DATA RECORDS —
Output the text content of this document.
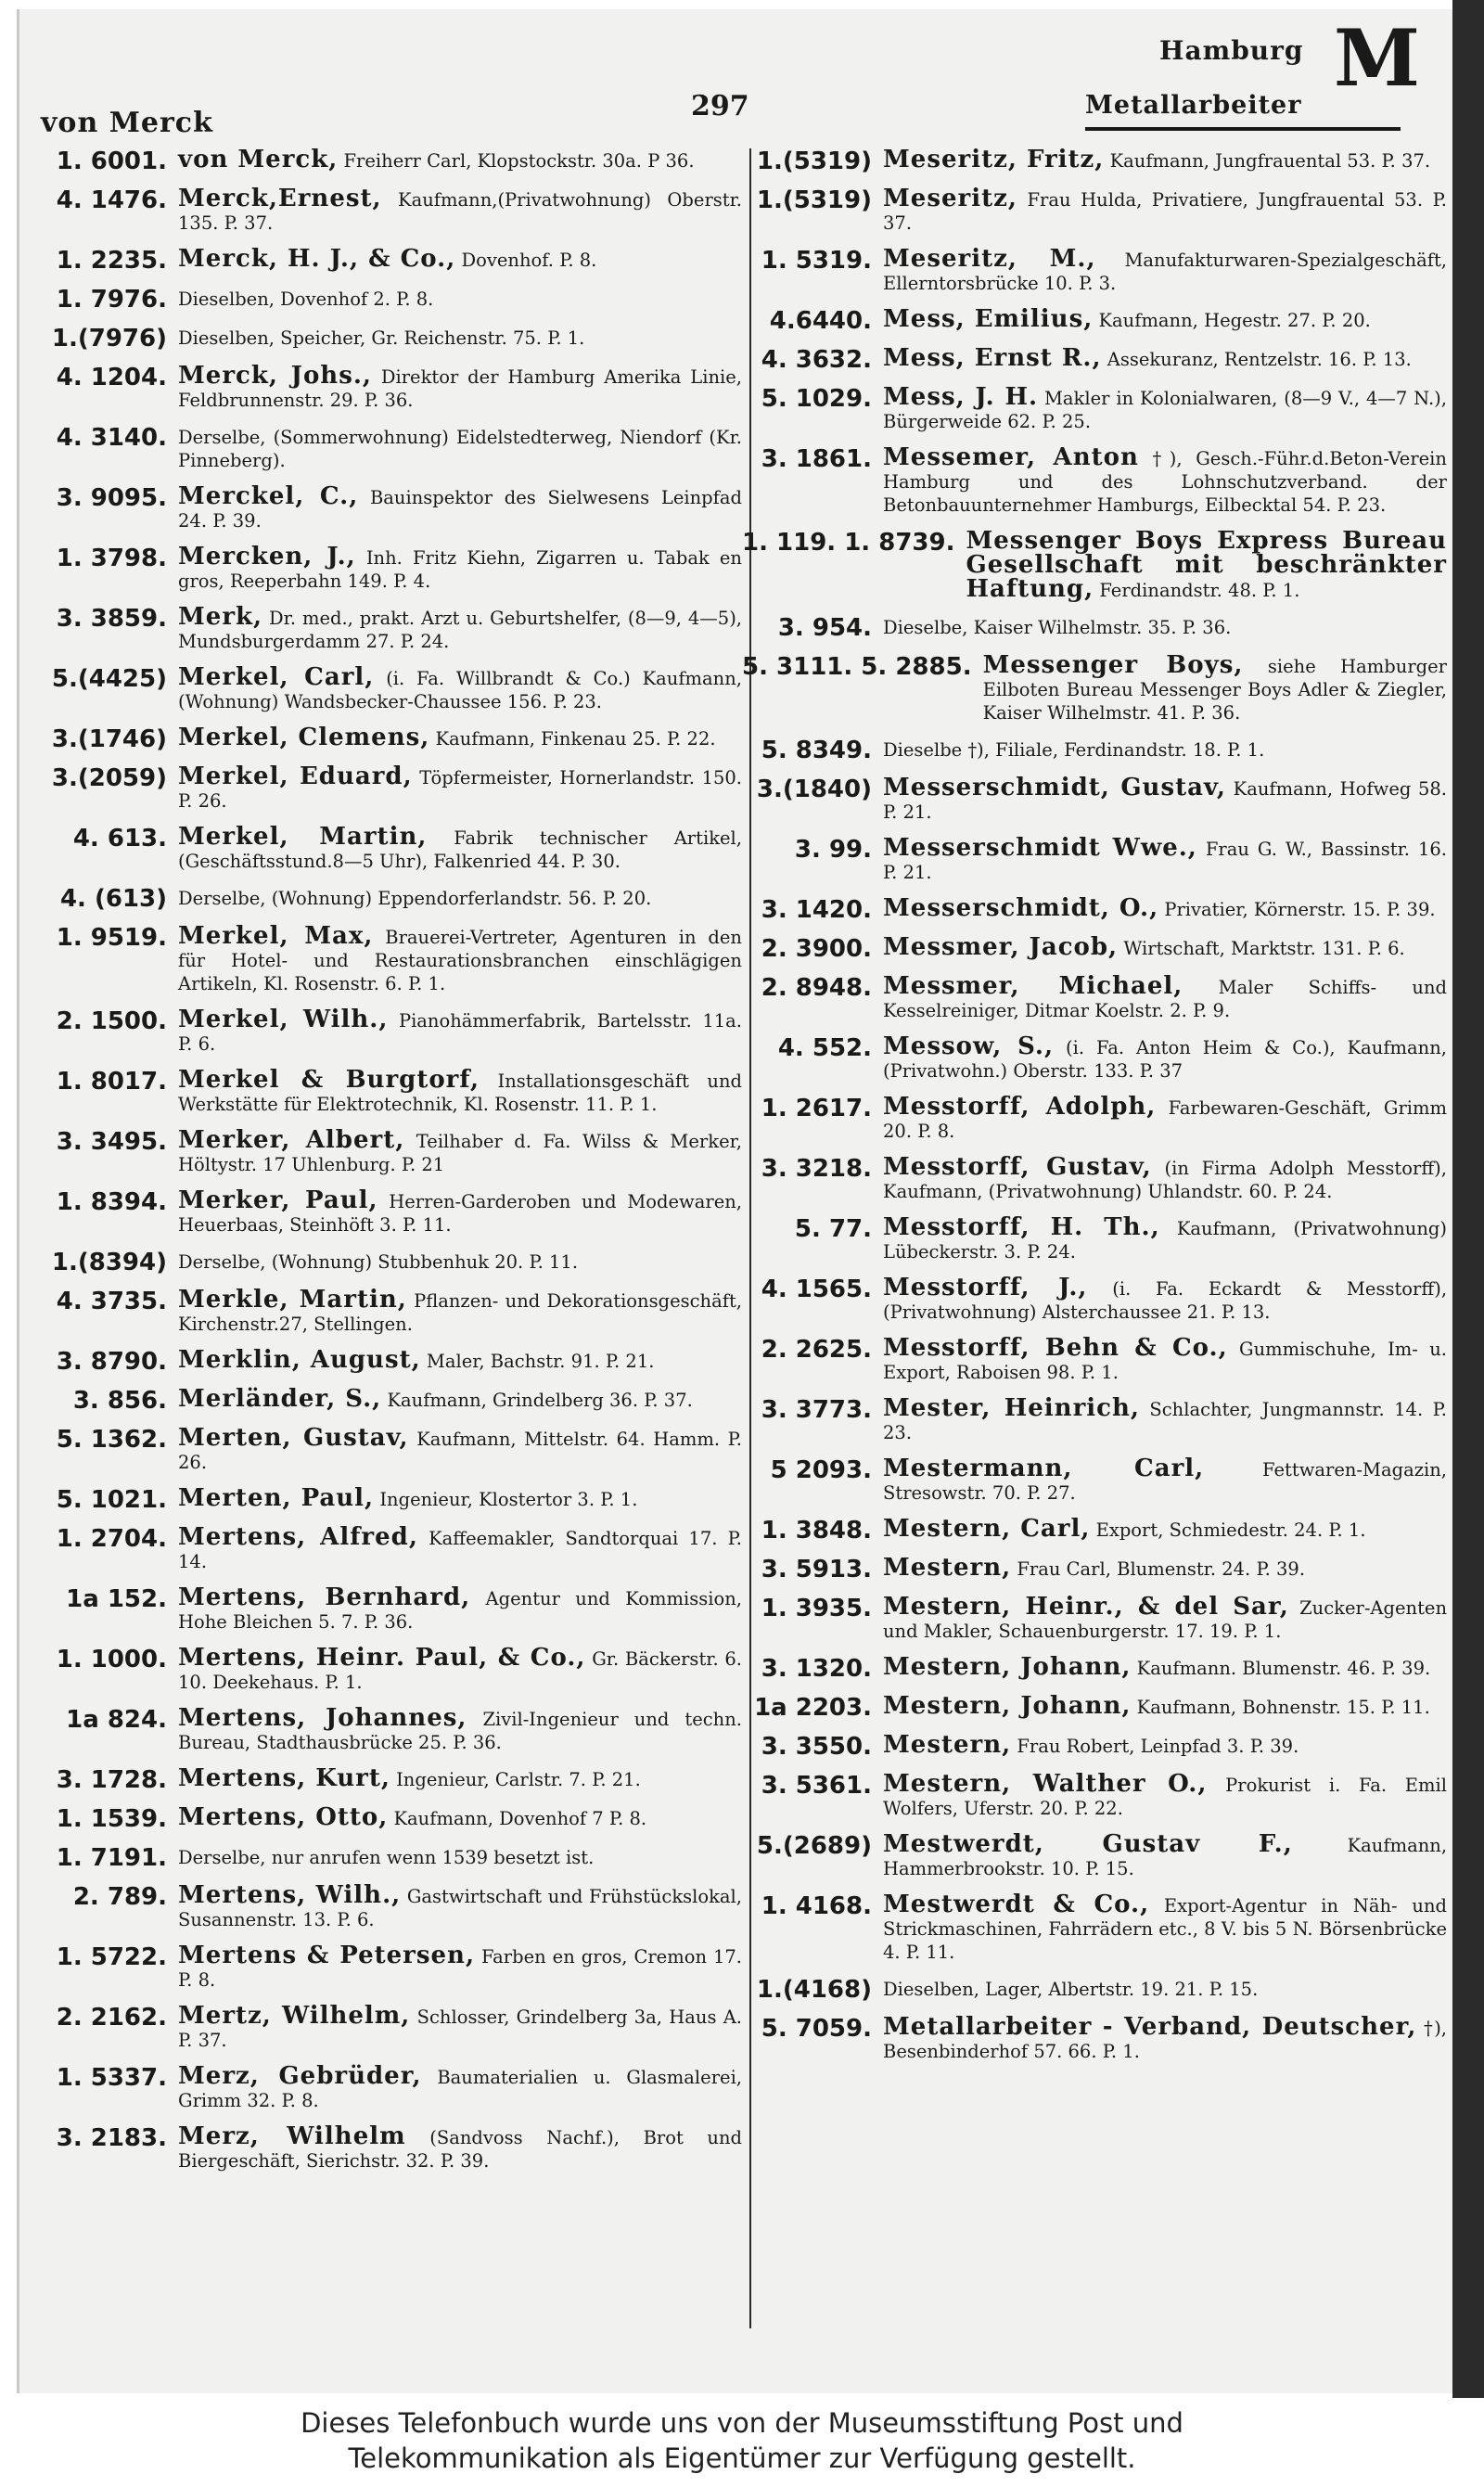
von Merck
297
Hamburg M
Metallarbeiter
1. 6001. von Merck, Freiherr Carl, Klopstockstr. 30a. P 36.
4. 1476. Merck,Ernest, Kaufmann,(Privatwohnung) Oberstr. 135. P. 37.
1. 2235. Merck, H. J., & Co., Dovenhof. P. 8.
1. 7976. Dieselben, Dovenhof 2. P. 8.
1.(7976) Dieselben, Speicher, Gr. Reichenstr. 75. P. 1.
4. 1204. Merck, Johs., Direktor der Hamburg Amerika Linie, Feldbrunnenstr. 29. P. 36.
4. 3140. Derselbe, (Sommerwohnung) Eidelstedterweg, Niendorf (Kr. Pinneberg).
3. 9095. Merckel, C., Bauinspektor des Sielwesens Leinpfad 24. P. 39.
1. 3798. Mercken, J., Inh. Fritz Kiehn, Zigarren u. Tabak en gros, Reeperbahn 149. P. 4.
3. 3859. Merk, Dr. med., prakt. Arzt u. Geburtshelfer, (8—9, 4—5), Mundsburgerdamm 27. P. 24.
5.(4425) Merkel, Carl, (i. Fa. Willbrandt & Co.) Kaufmann, (Wohnung) Wandsbecker-Chaussee 156. P. 23.
3.(1746) Merkel, Clemens, Kaufmann, Finkenau 25. P. 22.
3.(2059) Merkel, Eduard, Töpfermeister, Hornerlandstr. 150. P. 26.
4. 613. Merkel, Martin, Fabrik technischer Artikel,(Geschäftsstund.8—5 Uhr), Falkenried 44. P. 30.
4. (613) Derselbe, (Wohnung) Eppendorferlandstr. 56. P. 20.
1. 9519. Merkel, Max, Brauerei-Vertreter, Agenturen in den für Hotel- und Restaurationsbranchen einschlägigen Artikeln, Kl. Rosenstr. 6. P. 1.
2. 1500. Merkel, Wilh., Pianohämmerfabrik, Bartelsstr. 11a. P. 6.
1. 8017. Merkel & Burgtorf, Installationsgeschäft und Werkstätte für Elektrotechnik, Kl. Rosenstr. 11. P. 1.
3. 3495. Merker, Albert, Teilhaber d. Fa. Wilss & Merker, Höltystr. 17 Uhlenburg. P. 21
1. 8394. Merker, Paul, Herren-Garderoben und Modewaren, Heuerbaas, Steinhöft 3. P. 11.
1.(8394) Derselbe, (Wohnung) Stubbenhuk 20. P. 11.
4. 3735. Merkle, Martin, Pflanzen- und Dekorationsgeschäft, Kirchenstr.27, Stellingen.
3. 8790. Merklin, August, Maler, Bachstr. 91. P. 21.
3. 856. Merländer, S., Kaufmann, Grindelberg 36. P. 37.
5. 1362. Merten, Gustav, Kaufmann, Mittelstr. 64. Hamm. P. 26.
5. 1021. Merten, Paul, Ingenieur, Klostertor 3. P. 1.
1. 2704. Mertens, Alfred, Kaffeemakler, Sandtorquai 17. P. 14.
1a 152. Mertens, Bernhard, Agentur und Kommission, Hohe Bleichen 5. 7. P. 36.
1. 1000. Mertens, Heinr. Paul, & Co., Gr. Bäckerstr. 6. 10. Deekehaus. P. 1.
1a 824. Mertens, Johannes, Zivil-Ingenieur und techn. Bureau, Stadthausbrücke 25. P. 36.
3. 1728. Mertens, Kurt, Ingenieur, Carlstr. 7. P. 21.
1. 1539. Mertens, Otto, Kaufmann, Dovenhof 7 P. 8.
1. 7191. Derselbe, nur anrufen wenn 1539 besetzt ist.
2. 789. Mertens, Wilh., Gastwirtschaft und Frühstückslokal, Susannenstr. 13. P. 6.
1. 5722. Mertens & Petersen, Farben en gros, Cremon 17. P. 8.
2. 2162. Mertz, Wilhelm, Schlosser, Grindelberg 3a, Haus A. P. 37.
1. 5337. Merz, Gebrüder, Baumaterialien u. Glasmalerei, Grimm 32. P. 8.
3. 2183. Merz, Wilhelm (Sandvoss Nachf.), Brot und Biergeschäft, Sierichstr. 32. P. 39.
1.(5319) Meseritz, Fritz, Kaufmann, Jungfrauental 53. P. 37.
1.(5319) Meseritz, Frau Hulda, Privatiere, Jungfrauental 53. P. 37.
1. 5319. Meseritz, M., Manufakturwaren-Spezialgeschäft, Ellerntorsbrücke 10. P. 3.
4.6440. Mess, Emilius, Kaufmann, Hegestr. 27. P. 20.
4. 3632. Mess, Ernst R., Assekuranz, Rentzelstr. 16. P. 13.
5. 1029. Mess, J. H. Makler in Kolonialwaren, (8—9 V., 4—7 N.), Bürgerweide 62. P. 25.
3. 1861. Messemer, Anton †), Gesch.-Führ.d.Beton-Verein Hamburg und des Lohnschutzverband. der Betonbauunternehmer Hamburgs, Eilbecktal 54. P. 23.
1. 119. 1. 8739. Messenger Boys Express Bureau Gesellschaft mit beschränkter Haftung, Ferdinandstr. 48. P. 1.
3. 954. Dieselbe, Kaiser Wilhelmstr. 35. P. 36.
5. 3111. 5. 2885. Messenger Boys, siehe Hamburger Eilboten Bureau Messenger Boys Adler & Ziegler, Kaiser Wilhelmstr. 41. P. 36.
5. 8349. Dieselbe †), Filiale, Ferdinandstr. 18. P. 1.
3.(1840) Messerschmidt, Gustav, Kaufmann, Hofweg 58. P. 21.
3. 99. Messerschmidt Wwe., Frau G. W., Bassinstr. 16. P. 21.
3. 1420. Messerschmidt, O., Privatier, Körnerstr. 15. P. 39.
2. 3900. Messmer, Jacob, Wirtschaft, Marktstr. 131. P. 6.
2. 8948. Messmer, Michael, Maler Schiffs- und Kesselreiniger, Ditmar Koelstr. 2. P. 9.
4. 552. Messow, S., (i. Fa. Anton Heim & Co.), Kaufmann, (Privatwohn.) Oberstr. 133. P. 37
1. 2617. Messtorff, Adolph, Farbewaren-Geschäft, Grimm 20. P. 8.
3. 3218. Messtorff, Gustav, (in Firma Adolph Messtorff), Kaufmann, (Privatwohnung) Uhlandstr. 60. P. 24.
5. 77. Messtorff, H. Th., Kaufmann, (Privatwohnung) Lübeckerstr. 3. P. 24.
4. 1565. Messtorff, J., (i. Fa. Eckardt & Messtorff), (Privatwohnung) Alsterchaussee 21. P. 13.
2. 2625. Messtorff, Behn & Co., Gummischuhe, Im- u. Export, Raboisen 98. P. 1.
3. 3773. Mester, Heinrich, Schlachter, Jungmannstr. 14. P. 23.
5 2093. Mestermann, Carl,	Fettwaren-Magazin, Stresowstr. 70. P. 27.
1. 3848. Mestern, Carl, Export, Schmiedestr. 24. P. 1.
3. 5913. Mestern, Frau Carl, Blumenstr. 24. P. 39.
1. 3935. Mestern, Heinr., & del Sar, Zucker-Agenten und Makler, Schauenburgerstr. 17. 19. P. 1.
3. 1320. Mestern, Johann, Kaufmann. Blumenstr. 46. P. 39.
1a 2203. Mestern, Johann, Kaufmann, Bohnenstr. 15. P. 11.
3. 3550. Mestern, Frau Robert, Leinpfad 3. P. 39.
3. 5361. Mestern, Walther O., Prokurist i. Fa. Emil Wolfers, Uferstr. 20. P. 22.
5.(2689) Mestwerdt, Gustav F.,	Kaufmann, Hammerbrookstr. 10. P. 15.
1. 4168. Mestwerdt & Co., Export-Agentur in Näh- und Strickmaschinen, Fahrrädern etc., 8 V. bis 5 N. Börsenbrücke 4. P. 11.
1.(4168) Dieselben, Lager, Albertstr. 19. 21. P. 15.
5. 7059. Metallarbeiter - Verband, Deutscher, †), Besenbinderhof 57. 66. P. 1.
Dieses Telefonbuch wurde uns von der Museumsstiftung Post und
Telekommunikation als Eigentümer zur Verfügung gestellt.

EXERCISE AIM —
Copy each line that holds the word "Oberstr".

COMPLETE OUTPUT —
4. 1476. Merck,Ernest, Kaufmann,(Privatwohnung) Oberstr. 135. P. 37.
4. 552. Messow, S., (i. Fa. Anton Heim & Co.), Kaufmann, (Privatwohn.) Oberstr. 133. P. 37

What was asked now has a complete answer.